SET EXERCISE: Copy out each line of the listing that has the word "this" in it.

THE DATA:
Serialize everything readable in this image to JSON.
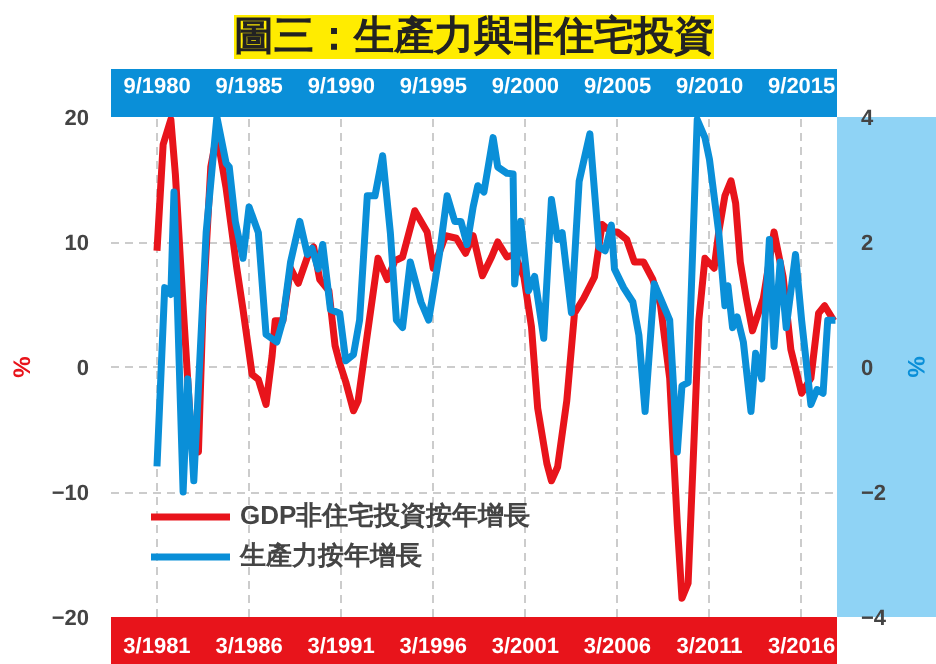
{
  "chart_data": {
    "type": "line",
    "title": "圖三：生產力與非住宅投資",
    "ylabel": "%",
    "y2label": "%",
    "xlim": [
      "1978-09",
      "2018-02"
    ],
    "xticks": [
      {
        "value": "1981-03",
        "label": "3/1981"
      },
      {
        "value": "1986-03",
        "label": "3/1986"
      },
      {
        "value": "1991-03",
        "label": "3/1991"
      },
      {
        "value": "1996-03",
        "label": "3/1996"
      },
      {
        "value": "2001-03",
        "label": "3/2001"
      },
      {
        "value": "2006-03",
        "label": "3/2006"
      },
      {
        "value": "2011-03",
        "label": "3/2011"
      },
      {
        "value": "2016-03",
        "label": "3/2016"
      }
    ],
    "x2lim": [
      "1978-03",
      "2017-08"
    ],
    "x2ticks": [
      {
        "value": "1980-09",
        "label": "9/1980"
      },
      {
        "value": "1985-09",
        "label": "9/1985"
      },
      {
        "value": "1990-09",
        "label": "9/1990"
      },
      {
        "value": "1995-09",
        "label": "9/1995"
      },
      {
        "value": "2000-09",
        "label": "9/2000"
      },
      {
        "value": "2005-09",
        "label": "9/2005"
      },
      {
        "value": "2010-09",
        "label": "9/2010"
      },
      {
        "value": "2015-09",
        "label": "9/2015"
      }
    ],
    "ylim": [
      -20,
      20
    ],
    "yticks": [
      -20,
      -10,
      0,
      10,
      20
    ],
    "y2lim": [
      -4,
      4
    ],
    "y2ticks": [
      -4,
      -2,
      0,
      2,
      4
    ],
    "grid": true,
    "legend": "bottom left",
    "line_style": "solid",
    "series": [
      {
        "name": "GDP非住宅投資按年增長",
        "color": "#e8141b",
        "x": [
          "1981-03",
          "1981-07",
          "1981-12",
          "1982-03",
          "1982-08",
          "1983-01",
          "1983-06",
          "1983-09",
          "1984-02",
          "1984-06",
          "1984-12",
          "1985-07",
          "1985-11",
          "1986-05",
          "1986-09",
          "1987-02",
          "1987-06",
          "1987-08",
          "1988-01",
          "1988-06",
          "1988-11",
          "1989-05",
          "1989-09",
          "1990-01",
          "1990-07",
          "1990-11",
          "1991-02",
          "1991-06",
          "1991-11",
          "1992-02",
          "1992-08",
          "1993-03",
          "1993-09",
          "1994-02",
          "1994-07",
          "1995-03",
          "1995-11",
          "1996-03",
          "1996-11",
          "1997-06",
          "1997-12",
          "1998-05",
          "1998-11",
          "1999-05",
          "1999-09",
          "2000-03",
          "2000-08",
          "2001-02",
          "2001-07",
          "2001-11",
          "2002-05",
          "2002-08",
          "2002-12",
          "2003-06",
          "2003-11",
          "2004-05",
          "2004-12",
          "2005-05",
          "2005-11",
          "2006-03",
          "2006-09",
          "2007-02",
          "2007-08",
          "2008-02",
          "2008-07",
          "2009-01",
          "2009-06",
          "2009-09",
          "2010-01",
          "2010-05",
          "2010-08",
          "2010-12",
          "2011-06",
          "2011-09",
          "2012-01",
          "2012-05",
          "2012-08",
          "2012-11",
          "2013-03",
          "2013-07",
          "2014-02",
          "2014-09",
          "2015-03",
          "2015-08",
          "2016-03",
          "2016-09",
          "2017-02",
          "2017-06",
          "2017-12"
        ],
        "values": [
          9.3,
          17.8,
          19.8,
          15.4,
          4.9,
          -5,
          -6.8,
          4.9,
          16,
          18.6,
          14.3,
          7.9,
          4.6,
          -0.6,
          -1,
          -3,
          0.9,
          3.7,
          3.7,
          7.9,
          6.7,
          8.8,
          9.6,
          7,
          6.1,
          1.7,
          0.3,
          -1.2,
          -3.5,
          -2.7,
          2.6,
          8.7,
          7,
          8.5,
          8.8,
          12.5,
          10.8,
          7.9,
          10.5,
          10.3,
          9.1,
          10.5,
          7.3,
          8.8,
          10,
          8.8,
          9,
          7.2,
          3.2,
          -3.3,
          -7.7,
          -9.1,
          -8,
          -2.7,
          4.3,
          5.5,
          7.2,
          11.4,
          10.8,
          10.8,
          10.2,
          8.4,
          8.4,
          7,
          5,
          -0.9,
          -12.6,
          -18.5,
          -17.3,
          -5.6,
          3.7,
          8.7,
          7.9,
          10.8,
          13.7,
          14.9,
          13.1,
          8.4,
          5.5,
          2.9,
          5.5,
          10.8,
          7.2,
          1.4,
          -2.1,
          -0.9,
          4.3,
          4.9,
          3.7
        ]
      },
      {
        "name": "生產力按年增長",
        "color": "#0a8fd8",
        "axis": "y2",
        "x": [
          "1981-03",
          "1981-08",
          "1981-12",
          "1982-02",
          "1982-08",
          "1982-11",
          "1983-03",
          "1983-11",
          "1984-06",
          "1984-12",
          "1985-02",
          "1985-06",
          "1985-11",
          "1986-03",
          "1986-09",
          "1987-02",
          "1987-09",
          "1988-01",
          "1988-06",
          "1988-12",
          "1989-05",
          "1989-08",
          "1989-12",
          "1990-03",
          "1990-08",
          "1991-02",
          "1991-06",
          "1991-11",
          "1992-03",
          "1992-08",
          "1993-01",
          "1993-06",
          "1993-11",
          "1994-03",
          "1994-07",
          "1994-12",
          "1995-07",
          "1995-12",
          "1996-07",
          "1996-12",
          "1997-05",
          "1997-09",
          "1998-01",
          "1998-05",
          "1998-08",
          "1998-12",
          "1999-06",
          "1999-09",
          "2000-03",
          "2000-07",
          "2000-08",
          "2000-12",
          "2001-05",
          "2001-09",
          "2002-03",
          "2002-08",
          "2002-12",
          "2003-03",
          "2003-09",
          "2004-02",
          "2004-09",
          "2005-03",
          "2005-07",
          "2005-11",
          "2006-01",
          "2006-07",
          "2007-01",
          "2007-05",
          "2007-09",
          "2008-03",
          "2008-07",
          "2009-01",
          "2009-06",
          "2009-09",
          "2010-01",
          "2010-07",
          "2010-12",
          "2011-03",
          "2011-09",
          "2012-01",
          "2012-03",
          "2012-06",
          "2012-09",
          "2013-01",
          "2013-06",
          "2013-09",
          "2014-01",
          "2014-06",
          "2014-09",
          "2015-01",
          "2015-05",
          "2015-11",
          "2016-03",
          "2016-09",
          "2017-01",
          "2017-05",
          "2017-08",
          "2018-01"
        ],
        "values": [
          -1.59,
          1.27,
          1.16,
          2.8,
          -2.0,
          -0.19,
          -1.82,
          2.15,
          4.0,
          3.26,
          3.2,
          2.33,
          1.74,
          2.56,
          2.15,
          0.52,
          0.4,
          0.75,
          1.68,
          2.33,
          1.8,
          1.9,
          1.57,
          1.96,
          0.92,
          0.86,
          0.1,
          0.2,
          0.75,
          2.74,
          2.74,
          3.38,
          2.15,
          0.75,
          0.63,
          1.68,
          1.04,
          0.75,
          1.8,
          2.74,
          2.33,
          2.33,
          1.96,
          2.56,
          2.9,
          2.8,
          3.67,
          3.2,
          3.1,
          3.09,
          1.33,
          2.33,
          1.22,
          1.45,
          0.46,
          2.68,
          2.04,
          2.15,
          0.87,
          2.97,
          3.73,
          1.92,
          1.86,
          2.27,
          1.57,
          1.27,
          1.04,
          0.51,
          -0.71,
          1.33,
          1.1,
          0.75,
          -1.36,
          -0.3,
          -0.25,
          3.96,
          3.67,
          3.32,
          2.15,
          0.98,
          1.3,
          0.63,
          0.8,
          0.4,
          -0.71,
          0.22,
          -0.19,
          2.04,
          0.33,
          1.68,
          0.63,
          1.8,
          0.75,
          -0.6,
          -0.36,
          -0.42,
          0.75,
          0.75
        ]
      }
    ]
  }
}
==
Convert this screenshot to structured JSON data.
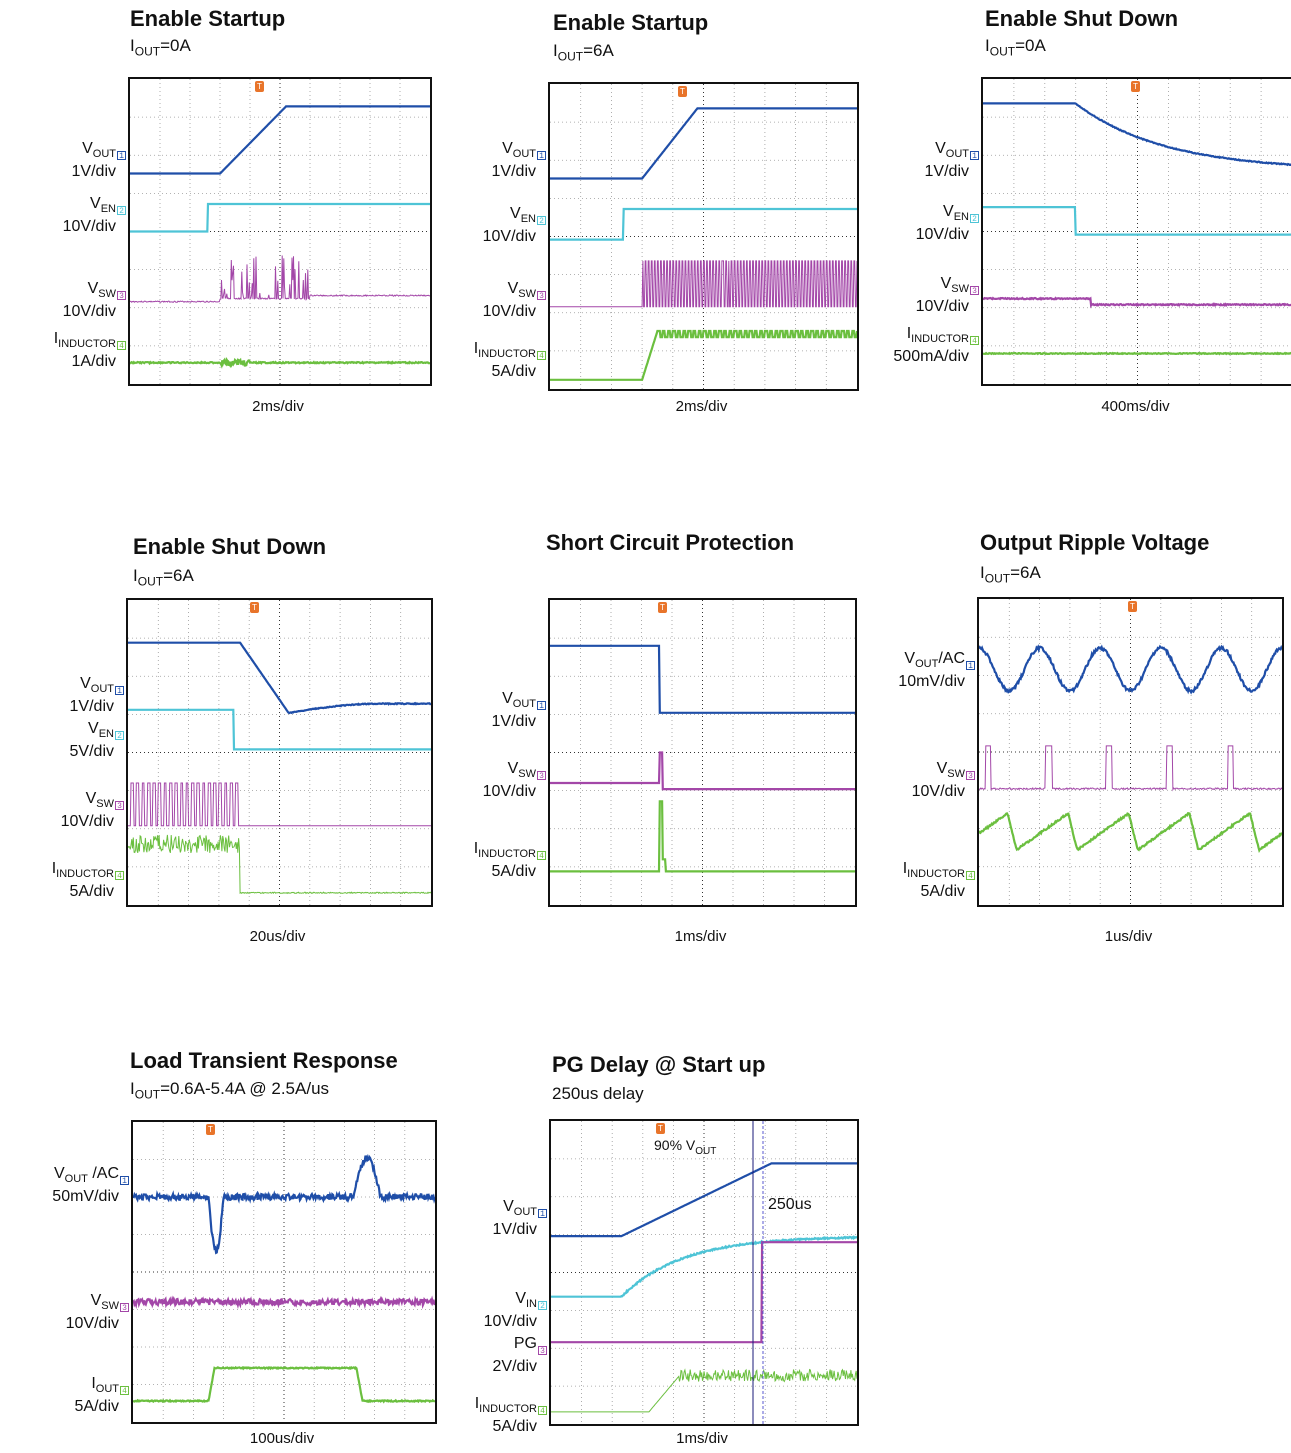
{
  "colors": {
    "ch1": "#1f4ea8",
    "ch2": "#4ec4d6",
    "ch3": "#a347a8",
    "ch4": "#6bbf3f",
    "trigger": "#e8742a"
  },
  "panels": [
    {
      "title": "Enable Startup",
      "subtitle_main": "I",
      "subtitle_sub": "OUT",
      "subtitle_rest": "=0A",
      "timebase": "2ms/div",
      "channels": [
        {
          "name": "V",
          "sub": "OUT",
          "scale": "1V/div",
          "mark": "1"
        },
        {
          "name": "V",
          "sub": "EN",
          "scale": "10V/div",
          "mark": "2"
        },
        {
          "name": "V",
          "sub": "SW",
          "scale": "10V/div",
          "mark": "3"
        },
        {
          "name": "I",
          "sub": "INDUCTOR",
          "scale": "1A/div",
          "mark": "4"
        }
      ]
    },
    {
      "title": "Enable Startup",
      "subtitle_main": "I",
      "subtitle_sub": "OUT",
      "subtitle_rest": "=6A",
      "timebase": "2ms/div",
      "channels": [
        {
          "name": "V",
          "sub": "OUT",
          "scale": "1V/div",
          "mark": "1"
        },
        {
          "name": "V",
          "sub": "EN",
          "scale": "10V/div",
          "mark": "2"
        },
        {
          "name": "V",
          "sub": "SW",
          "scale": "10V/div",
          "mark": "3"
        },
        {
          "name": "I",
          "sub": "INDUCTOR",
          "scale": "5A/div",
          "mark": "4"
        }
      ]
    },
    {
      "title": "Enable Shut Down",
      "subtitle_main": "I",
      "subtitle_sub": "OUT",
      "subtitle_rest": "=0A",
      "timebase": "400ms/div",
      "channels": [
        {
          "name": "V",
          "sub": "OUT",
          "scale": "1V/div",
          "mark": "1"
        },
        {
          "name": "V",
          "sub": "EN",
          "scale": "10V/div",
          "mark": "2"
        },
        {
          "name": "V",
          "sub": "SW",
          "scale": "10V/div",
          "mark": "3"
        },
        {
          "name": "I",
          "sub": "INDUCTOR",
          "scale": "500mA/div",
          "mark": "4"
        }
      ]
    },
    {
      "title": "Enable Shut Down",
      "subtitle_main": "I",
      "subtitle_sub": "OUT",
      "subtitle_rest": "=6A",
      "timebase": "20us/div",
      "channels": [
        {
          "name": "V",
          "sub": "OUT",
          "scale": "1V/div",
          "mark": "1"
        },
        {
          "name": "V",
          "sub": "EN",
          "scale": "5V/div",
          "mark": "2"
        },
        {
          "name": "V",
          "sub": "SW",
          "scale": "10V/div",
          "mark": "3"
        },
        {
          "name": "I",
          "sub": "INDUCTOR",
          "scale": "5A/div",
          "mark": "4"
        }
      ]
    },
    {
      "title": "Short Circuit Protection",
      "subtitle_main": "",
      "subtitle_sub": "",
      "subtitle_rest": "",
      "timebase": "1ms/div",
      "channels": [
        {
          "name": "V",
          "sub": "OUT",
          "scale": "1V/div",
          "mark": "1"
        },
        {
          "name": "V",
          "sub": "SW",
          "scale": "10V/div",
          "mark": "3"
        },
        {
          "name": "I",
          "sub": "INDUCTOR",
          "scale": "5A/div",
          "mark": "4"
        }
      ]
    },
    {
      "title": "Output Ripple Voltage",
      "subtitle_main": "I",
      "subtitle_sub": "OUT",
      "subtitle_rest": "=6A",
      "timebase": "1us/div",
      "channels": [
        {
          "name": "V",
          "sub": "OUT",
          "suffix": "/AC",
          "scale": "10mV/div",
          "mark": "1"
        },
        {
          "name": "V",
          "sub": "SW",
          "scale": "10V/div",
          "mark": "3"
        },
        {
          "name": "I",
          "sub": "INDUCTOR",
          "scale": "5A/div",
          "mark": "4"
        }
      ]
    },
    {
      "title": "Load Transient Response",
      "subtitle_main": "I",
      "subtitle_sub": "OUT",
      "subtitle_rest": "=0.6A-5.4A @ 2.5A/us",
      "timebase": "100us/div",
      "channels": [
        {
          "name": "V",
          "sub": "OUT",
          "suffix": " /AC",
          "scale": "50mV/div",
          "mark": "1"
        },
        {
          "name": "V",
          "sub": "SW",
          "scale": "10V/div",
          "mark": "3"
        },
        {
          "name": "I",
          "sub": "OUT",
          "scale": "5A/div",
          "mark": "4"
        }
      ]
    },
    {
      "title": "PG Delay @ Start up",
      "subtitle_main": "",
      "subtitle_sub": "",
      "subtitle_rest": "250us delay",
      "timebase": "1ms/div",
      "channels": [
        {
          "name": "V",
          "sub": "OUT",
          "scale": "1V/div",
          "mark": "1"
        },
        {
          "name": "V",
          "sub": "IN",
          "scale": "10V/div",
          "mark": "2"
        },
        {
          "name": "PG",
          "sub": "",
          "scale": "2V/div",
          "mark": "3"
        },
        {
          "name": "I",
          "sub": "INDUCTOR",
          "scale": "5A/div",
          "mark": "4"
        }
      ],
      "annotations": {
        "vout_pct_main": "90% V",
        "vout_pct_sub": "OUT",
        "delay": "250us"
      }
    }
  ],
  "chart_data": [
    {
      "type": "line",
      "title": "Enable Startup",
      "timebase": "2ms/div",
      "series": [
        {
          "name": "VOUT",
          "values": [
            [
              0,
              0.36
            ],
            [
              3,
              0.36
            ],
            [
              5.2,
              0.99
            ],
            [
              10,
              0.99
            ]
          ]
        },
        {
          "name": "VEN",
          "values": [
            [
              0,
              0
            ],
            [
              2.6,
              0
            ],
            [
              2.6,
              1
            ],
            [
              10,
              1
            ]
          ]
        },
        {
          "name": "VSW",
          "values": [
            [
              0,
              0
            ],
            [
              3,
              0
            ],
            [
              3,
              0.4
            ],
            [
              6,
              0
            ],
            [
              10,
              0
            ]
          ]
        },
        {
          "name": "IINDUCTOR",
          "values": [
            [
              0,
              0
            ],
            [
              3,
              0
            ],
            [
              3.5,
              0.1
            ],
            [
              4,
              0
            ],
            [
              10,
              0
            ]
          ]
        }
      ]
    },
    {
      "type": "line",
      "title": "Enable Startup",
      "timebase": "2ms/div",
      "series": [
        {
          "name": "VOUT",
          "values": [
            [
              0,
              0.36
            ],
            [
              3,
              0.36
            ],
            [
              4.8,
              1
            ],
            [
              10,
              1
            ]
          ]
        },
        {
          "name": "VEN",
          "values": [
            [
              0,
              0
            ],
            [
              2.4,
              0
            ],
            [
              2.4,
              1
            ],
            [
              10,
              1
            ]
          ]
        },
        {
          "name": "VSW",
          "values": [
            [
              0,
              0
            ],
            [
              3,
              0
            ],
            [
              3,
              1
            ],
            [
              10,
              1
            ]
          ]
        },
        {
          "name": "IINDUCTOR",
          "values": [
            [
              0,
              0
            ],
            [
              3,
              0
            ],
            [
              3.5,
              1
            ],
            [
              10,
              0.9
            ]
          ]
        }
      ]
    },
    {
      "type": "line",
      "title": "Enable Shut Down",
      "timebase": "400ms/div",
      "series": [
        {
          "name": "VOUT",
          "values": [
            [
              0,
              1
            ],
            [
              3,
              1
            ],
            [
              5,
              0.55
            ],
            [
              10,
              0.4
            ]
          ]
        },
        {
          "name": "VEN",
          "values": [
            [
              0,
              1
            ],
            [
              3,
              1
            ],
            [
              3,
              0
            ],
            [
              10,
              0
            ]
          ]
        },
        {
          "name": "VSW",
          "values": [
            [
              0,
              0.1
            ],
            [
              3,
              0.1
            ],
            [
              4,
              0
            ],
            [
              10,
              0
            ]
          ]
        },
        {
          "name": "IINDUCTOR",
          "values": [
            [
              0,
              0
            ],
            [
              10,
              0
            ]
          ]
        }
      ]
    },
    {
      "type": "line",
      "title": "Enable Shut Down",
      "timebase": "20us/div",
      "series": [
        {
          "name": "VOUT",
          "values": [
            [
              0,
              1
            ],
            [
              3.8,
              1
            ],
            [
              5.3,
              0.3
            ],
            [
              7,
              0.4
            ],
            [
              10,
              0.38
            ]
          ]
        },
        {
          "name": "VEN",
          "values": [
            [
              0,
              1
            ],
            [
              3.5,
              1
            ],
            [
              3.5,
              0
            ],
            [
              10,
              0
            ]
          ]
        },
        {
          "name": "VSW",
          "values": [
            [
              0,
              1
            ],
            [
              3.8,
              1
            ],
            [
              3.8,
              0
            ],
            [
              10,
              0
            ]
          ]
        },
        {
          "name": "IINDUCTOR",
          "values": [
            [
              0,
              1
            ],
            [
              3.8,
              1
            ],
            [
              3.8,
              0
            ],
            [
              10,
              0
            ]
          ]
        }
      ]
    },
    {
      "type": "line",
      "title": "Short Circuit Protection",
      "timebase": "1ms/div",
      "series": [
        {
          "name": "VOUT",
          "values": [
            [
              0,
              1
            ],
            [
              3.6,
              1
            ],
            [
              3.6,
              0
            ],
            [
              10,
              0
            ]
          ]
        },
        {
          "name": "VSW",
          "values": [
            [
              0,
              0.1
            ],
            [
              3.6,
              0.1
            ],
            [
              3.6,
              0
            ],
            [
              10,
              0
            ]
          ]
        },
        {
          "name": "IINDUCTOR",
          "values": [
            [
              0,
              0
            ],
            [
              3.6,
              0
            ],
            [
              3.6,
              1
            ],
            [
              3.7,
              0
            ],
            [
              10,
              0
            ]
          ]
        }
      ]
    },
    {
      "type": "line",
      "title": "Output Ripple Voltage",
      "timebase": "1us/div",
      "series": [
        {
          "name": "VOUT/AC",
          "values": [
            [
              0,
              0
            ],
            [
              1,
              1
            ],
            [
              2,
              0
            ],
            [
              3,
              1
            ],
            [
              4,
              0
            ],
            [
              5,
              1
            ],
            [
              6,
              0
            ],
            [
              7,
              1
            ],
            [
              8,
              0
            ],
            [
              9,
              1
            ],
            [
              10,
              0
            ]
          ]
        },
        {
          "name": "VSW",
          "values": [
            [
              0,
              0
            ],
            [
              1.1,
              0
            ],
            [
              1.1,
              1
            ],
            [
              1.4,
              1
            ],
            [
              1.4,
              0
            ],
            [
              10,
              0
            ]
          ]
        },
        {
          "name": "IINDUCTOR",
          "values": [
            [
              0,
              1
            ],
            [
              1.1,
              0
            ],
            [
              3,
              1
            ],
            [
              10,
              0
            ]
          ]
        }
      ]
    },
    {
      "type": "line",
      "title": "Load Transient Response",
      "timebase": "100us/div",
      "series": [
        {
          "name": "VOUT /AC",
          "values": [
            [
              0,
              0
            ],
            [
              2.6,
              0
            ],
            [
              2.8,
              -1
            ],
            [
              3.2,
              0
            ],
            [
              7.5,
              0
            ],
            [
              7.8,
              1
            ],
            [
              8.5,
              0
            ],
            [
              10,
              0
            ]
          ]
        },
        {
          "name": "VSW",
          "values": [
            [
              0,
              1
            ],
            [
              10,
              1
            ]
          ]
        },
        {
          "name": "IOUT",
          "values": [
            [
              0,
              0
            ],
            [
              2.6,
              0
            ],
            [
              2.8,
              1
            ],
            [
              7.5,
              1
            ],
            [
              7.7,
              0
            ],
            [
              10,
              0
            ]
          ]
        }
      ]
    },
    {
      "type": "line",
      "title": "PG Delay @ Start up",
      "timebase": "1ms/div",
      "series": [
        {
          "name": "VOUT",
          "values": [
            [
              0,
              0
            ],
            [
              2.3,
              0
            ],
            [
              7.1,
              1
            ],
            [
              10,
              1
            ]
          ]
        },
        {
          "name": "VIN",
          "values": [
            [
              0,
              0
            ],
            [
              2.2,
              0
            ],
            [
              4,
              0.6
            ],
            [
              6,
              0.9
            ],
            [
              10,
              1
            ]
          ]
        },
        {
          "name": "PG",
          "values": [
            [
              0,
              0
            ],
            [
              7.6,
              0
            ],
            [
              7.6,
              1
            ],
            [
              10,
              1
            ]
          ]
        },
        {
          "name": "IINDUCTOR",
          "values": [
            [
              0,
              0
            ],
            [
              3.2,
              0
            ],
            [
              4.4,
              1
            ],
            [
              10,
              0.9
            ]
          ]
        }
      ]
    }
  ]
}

RESULT OF THE TASK:
Serialize everything readable in this image to JSON.
Convert this screenshot to structured JSON data.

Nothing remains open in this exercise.